**EXTRACT**:
:::

That being said the focus is always on the cost to set up but actually it’s the unknown of letting users have some ownership of the brand which IMO traditional marketers are nervous of. No one wants to ask the question “what do you think of us???” and see (excuse the pun) where the chips fall.
Another great idea so why don’t these companies do something about it???
I have enough experience in business to be able to understand why most companies make the decisions they do. I may not always agree with them but I can normally understand why they take the decisions.
If I am honest, I am not even very good and coming up with these ideas, which is probably why I am not a millionaire yet but I can not understand why poker sites are completly ignoring the advice from you and countless other bloggers who are obviously smart and know the industry.
Thanks Michael. And why not do a university tour (or near university towns) doing workshops on playing poker? Take some of the D-list poker pros and put them to use.
Another excellent post on a much discussed subject. I am really struggling to understand why I am reading so many blog posts by you and others on this subject and yet I can see so little happening in the poker rooms!!

:::

**DATASET CONTENT**:
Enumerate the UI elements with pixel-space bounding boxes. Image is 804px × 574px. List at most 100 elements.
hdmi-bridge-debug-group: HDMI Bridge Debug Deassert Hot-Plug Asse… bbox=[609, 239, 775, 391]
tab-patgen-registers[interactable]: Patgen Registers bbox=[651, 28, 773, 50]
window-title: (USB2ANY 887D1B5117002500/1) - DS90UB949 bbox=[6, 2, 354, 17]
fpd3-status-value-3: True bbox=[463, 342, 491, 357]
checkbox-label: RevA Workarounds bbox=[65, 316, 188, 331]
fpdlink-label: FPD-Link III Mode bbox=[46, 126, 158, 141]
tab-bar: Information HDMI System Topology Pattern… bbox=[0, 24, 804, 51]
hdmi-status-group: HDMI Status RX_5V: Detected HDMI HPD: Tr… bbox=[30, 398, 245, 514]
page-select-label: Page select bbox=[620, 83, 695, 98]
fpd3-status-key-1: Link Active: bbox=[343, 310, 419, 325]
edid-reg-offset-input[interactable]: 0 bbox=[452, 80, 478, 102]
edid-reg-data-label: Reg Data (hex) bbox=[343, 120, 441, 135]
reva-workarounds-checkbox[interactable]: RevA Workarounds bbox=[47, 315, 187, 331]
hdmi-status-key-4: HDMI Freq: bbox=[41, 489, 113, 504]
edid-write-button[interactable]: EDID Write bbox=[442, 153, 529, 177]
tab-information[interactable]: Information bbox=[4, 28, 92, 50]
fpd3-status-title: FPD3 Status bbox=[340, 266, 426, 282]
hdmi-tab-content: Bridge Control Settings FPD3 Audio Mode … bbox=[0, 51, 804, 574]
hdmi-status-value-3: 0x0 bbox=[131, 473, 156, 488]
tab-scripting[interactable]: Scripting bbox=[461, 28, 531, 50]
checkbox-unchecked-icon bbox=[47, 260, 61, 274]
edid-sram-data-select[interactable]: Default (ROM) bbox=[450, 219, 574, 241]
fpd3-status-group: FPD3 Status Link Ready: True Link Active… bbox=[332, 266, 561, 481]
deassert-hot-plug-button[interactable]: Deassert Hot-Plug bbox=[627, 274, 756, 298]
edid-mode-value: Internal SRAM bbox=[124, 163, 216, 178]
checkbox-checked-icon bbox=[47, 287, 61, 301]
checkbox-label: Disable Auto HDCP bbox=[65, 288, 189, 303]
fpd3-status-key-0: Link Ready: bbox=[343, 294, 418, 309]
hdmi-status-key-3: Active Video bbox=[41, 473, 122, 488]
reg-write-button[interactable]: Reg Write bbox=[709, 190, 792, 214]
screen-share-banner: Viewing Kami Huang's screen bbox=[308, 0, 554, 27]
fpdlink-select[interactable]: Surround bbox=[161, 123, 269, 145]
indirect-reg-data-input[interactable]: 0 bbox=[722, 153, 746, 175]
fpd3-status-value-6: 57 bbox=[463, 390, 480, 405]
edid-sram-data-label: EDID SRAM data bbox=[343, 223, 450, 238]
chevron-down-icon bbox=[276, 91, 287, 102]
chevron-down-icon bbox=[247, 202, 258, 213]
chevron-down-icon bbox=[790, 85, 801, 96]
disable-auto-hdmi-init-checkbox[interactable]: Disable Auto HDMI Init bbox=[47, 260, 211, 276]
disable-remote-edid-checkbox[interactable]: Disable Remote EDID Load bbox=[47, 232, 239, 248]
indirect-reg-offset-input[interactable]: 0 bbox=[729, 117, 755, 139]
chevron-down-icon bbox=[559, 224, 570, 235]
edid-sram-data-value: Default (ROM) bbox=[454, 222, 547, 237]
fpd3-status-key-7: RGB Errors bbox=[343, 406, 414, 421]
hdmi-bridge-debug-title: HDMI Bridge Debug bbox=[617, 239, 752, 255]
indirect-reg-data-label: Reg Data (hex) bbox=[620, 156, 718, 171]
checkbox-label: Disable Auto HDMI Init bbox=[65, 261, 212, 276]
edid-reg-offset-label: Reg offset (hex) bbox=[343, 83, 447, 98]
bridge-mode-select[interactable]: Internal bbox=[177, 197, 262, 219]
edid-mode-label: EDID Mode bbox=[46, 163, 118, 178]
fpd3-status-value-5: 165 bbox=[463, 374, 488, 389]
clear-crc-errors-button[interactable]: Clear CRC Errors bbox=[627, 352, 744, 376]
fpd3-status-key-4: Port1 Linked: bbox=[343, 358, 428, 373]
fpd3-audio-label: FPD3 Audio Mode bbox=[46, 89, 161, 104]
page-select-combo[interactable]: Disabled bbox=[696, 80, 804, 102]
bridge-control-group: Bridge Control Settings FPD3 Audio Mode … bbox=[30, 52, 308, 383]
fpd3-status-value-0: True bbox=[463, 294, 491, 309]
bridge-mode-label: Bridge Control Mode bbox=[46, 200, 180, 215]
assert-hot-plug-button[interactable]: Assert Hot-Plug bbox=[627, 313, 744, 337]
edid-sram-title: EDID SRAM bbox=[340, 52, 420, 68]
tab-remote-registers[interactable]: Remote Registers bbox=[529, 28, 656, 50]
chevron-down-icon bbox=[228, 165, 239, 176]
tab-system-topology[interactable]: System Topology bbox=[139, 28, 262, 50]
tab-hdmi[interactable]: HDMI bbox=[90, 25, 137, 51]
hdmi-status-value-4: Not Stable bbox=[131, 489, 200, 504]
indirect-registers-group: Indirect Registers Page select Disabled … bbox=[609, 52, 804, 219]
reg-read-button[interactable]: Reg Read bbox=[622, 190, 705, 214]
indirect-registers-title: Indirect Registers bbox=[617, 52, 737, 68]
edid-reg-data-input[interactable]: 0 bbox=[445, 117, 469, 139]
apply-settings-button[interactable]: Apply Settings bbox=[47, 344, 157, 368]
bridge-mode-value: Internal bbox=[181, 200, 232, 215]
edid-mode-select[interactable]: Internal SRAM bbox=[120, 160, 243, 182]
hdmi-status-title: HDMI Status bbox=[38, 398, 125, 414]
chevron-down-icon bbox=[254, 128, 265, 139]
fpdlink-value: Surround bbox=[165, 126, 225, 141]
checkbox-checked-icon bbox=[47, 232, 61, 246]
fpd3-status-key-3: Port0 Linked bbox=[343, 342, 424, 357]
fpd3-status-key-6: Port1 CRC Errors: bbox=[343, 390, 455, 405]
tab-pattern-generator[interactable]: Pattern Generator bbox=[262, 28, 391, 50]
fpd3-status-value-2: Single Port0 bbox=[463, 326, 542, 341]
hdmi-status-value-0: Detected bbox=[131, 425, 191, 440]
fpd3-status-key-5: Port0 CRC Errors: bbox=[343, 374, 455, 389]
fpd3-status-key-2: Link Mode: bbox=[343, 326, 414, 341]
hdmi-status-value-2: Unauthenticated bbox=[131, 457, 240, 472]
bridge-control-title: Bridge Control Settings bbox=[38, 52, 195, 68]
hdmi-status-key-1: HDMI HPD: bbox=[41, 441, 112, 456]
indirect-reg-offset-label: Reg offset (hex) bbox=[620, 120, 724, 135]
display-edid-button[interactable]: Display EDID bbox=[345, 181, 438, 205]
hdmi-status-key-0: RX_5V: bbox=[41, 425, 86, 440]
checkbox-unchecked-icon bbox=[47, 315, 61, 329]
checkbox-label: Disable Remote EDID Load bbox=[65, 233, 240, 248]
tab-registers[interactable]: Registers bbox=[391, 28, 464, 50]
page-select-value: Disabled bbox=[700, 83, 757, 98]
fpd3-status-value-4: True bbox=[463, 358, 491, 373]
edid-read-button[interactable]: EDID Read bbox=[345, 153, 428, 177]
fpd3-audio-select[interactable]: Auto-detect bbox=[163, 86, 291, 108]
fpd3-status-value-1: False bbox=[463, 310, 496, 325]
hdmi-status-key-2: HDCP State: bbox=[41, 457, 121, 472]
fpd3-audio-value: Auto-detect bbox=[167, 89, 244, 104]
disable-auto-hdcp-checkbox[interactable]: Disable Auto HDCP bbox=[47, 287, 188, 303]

:::

**WORK INSTRUCTION**: Copy out the comments on poker site marketing in full, word for word. This data was taken from a separate source.

**TASK RESPONSE**:
That being said the focus is always on the cost to set up but actually it’s the unknown of letting users have some ownership of the brand which IMO traditional marketers are nervous of. No one wants to ask the question “what do you think of us???” and see (excuse the pun) where the chips fall.
Another great idea so why don’t these companies do something about it???
I have enough experience in business to be able to understand why most companies make the decisions they do. I may not always agree with them but I can normally understand why they take the decisions.
If I am honest, I am not even very good and coming up with these ideas, which is probably why I am not a millionaire yet but I can not understand why poker sites are completly ignoring the advice from you and countless other bloggers who are obviously smart and know the industry.
Thanks Michael. And why not do a university tour (or near university towns) doing workshops on playing poker? Take some of the D-list poker pros and put them to use.
Another excellent post on a much discussed subject. I am really struggling to understand why I am reading so many blog posts by you and others on this subject and yet I can see so little happening in the poker rooms!!